>>>>
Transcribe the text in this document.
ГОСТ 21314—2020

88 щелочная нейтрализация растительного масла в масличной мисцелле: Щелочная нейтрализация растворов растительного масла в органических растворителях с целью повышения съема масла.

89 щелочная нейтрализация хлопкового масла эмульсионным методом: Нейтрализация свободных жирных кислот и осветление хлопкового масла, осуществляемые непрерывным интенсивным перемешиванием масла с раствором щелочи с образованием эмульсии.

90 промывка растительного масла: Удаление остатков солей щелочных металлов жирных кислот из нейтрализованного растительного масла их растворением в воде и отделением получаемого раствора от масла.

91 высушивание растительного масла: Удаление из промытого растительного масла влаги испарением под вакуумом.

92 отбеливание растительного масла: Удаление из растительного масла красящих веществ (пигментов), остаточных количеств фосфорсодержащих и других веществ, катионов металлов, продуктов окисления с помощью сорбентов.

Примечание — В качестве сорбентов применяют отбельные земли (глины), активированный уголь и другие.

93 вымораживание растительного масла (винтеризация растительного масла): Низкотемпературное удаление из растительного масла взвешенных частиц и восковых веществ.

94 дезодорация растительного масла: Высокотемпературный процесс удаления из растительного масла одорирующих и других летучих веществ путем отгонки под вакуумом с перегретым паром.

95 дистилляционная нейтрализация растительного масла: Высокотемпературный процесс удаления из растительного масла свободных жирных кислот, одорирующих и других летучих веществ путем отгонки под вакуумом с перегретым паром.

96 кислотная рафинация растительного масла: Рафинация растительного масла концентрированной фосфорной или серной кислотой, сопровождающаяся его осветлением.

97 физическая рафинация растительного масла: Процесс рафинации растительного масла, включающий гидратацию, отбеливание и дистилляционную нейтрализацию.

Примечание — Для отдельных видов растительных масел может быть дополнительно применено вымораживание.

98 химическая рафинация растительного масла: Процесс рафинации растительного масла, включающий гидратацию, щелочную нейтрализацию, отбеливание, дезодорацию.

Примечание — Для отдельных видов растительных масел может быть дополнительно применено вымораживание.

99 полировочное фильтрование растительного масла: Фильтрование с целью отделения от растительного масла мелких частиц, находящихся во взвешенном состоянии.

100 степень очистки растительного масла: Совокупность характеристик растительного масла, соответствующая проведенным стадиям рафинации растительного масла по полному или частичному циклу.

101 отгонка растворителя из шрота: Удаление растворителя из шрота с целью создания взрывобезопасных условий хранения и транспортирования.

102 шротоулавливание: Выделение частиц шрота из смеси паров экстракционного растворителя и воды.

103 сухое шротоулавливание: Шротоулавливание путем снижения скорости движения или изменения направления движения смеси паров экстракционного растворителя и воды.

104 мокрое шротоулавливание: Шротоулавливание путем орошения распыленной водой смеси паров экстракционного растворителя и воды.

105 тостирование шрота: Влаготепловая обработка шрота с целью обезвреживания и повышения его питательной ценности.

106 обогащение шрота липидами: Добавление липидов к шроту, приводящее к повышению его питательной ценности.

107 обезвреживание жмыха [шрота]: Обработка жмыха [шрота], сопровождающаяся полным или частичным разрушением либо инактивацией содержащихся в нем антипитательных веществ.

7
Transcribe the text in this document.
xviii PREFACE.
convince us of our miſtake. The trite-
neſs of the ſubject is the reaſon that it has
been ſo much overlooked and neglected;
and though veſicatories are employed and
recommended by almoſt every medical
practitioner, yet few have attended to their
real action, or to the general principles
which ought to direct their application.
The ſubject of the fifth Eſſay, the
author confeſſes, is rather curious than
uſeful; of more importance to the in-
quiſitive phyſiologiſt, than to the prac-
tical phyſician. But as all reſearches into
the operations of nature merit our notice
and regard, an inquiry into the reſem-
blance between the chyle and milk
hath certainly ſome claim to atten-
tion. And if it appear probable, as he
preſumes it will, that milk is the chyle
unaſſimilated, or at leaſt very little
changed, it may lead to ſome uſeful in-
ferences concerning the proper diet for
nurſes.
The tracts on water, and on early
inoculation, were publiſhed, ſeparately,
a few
<<<<
Task —
Return every entry verbatim.

Exercise output —
Transcribe the text in this document.
ГОСТ 21314—2020

88 щелочная нейтрализация растительного масла в масличной мисцелле: Щелочная нейтрализация растворов растительного масла в органических растворителях с целью повышения съема масла.

89 щелочная нейтрализация хлопкового масла эмульсионным методом: Нейтрализация свободных жирных кислот и осветление хлопкового масла, осуществляемые непрерывным интенсивным перемешиванием масла с раствором щелочи с образованием эмульсии.

90 промывка растительного масла: Удаление остатков солей щелочных металлов жирных кислот из нейтрализованного растительного масла их растворением в воде и отделением получаемого раствора от масла.

91 высушивание растительного масла: Удаление из промытого растительного масла влаги испарением под вакуумом.

92 отбеливание растительного масла: Удаление из растительного масла красящих веществ (пигментов), остаточных количеств фосфорсодержащих и других веществ, катионов металлов, продуктов окисления с помощью сорбентов.

Примечание — В качестве сорбентов применяют отбельные земли (глины), активированный уголь и другие.

93 вымораживание растительного масла (винтеризация растительного масла): Низкотемпературное удаление из растительного масла взвешенных частиц и восковых веществ.

94 дезодорация растительного масла: Высокотемпературный процесс удаления из растительного масла одорирующих и других летучих веществ путем отгонки под вакуумом с перегретым паром.

95 дистилляционная нейтрализация растительного масла: Высокотемпературный процесс удаления из растительного масла свободных жирных кислот, одорирующих и других летучих веществ путем отгонки под вакуумом с перегретым паром.

96 кислотная рафинация растительного масла: Рафинация растительного масла концентрированной фосфорной или серной кислотой, сопровождающаяся его осветлением.

97 физическая рафинация растительного масла: Процесс рафинации растительного масла, включающий гидратацию, отбеливание и дистилляционную нейтрализацию.

Примечание — Для отдельных видов растительных масел может быть дополнительно применено вымораживание.

98 химическая рафинация растительного масла: Процесс рафинации растительного масла, включающий гидратацию, щелочную нейтрализацию, отбеливание, дезодорацию.

Примечание — Для отдельных видов растительных масел может быть дополнительно применено вымораживание.

99 полировочное фильтрование растительного масла: Фильтрование с целью отделения от растительного масла мелких частиц, находящихся во взвешенном состоянии.

100 степень очистки растительного масла: Совокупность характеристик растительного масла, соответствующая проведенным стадиям рафинации растительного масла по полному или частичному циклу.

101 отгонка растворителя из шрота: Удаление растворителя из шрота с целью создания взрывобезопасных условий хранения и транспортирования.

102 шротоулавливание: Выделение частиц шрота из смеси паров экстракционного растворителя и воды.

103 сухое шротоулавливание: Шротоулавливание путем снижения скорости движения или изменения направления движения смеси паров экстракционного растворителя и воды.

104 мокрое шротоулавливание: Шротоулавливание путем орошения распыленной водой смеси паров экстракционного растворителя и воды.

105 тостирование шрота: Влаготепловая обработка шрота с целью обезвреживания и повышения его питательной ценности.

106 обогащение шрота липидами: Добавление липидов к шроту, приводящее к повышению его питательной ценности.

107 обезвреживание жмыха [шрота]: Обработка жмыха [шрота], сопровождающаяся полным или частичным разрушением либо инактивацией содержащихся в нем антипитательных веществ.

7
Transcribe the text in this document.
xviii PREFACE.
convince us of our miſtake. The trite-
neſs of the ſubject is the reaſon that it has
been ſo much overlooked and neglected;
and though veſicatories are employed and
recommended by almoſt every medical
practitioner, yet few have attended to their
real action, or to the general principles
which ought to direct their application.
The ſubject of the fifth Eſſay, the
author confeſſes, is rather curious than
uſeful; of more importance to the in-
quiſitive phyſiologiſt, than to the prac-
tical phyſician. But as all reſearches into
the operations of nature merit our notice
and regard, an inquiry into the reſem-
blance between the chyle and milk
hath certainly ſome claim to atten-
tion. And if it appear probable, as he
preſumes it will, that milk is the chyle
unaſſimilated, or at leaſt very little
changed, it may lead to ſome uſeful in-
ferences concerning the proper diet for
nurſes.
The tracts on water, and on early
inoculation, were publiſhed, ſeparately,
a few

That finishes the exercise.